- **WHAT THE TASK ASKS**: Search the material for the string "JSON" and copy each line where it occurs.
++++ RAW DATA ++++
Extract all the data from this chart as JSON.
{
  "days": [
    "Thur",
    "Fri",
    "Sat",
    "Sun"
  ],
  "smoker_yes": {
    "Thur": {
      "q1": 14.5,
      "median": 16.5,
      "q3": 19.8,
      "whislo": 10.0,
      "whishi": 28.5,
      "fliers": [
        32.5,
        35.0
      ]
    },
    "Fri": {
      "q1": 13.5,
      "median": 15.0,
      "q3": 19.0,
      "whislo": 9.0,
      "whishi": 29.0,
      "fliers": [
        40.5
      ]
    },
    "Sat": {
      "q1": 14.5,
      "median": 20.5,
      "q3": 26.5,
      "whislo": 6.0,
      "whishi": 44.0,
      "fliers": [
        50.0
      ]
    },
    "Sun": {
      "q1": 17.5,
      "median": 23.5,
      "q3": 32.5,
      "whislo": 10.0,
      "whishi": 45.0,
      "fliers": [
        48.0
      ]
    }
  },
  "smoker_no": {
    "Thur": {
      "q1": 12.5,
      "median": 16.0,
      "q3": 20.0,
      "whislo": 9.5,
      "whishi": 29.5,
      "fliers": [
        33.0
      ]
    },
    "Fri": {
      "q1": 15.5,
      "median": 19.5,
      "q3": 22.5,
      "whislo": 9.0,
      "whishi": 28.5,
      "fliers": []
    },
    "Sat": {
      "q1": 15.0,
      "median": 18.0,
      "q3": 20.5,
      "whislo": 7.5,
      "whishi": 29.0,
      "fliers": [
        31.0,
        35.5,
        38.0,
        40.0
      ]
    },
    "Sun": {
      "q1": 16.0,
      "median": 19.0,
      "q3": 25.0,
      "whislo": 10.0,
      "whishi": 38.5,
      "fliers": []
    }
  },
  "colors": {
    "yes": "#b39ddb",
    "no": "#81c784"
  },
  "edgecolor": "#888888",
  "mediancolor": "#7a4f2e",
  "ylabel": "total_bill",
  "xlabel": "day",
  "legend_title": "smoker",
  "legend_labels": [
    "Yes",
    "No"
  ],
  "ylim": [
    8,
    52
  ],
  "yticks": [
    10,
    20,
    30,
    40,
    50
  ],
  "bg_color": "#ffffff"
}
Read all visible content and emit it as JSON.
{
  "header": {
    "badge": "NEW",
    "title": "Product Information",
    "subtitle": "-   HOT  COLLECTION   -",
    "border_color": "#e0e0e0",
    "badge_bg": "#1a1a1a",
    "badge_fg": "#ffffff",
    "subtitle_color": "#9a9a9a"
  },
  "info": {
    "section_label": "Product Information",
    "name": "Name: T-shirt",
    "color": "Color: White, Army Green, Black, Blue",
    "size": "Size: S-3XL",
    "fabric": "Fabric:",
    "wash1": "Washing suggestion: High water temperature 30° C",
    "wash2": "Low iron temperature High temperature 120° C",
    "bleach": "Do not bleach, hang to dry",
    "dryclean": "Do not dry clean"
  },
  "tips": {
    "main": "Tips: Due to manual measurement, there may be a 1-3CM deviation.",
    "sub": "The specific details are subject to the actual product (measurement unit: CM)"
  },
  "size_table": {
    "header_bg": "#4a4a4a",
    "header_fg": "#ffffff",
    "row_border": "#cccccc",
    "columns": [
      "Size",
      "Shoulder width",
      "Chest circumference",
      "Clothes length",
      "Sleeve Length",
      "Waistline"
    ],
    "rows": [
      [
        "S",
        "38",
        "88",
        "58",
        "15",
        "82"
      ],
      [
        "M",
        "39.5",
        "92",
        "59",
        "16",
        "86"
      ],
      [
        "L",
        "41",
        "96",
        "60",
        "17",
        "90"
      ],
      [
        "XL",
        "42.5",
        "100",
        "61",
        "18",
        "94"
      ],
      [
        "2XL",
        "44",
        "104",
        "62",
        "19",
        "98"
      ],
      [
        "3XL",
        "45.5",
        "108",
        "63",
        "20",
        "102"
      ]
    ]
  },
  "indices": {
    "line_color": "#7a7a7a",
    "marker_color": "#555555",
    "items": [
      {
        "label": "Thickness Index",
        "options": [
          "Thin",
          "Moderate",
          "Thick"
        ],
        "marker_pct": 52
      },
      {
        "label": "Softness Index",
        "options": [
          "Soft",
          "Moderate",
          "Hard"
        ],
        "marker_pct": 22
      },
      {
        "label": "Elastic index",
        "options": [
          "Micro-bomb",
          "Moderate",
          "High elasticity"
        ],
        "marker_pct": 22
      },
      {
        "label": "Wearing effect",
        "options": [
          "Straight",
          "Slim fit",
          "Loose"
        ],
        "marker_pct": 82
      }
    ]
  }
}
++++
- **SOLUTION TO THIS PROBLEM**:
Extract all the data from this chart as JSON.
Read all visible content and emit it as JSON.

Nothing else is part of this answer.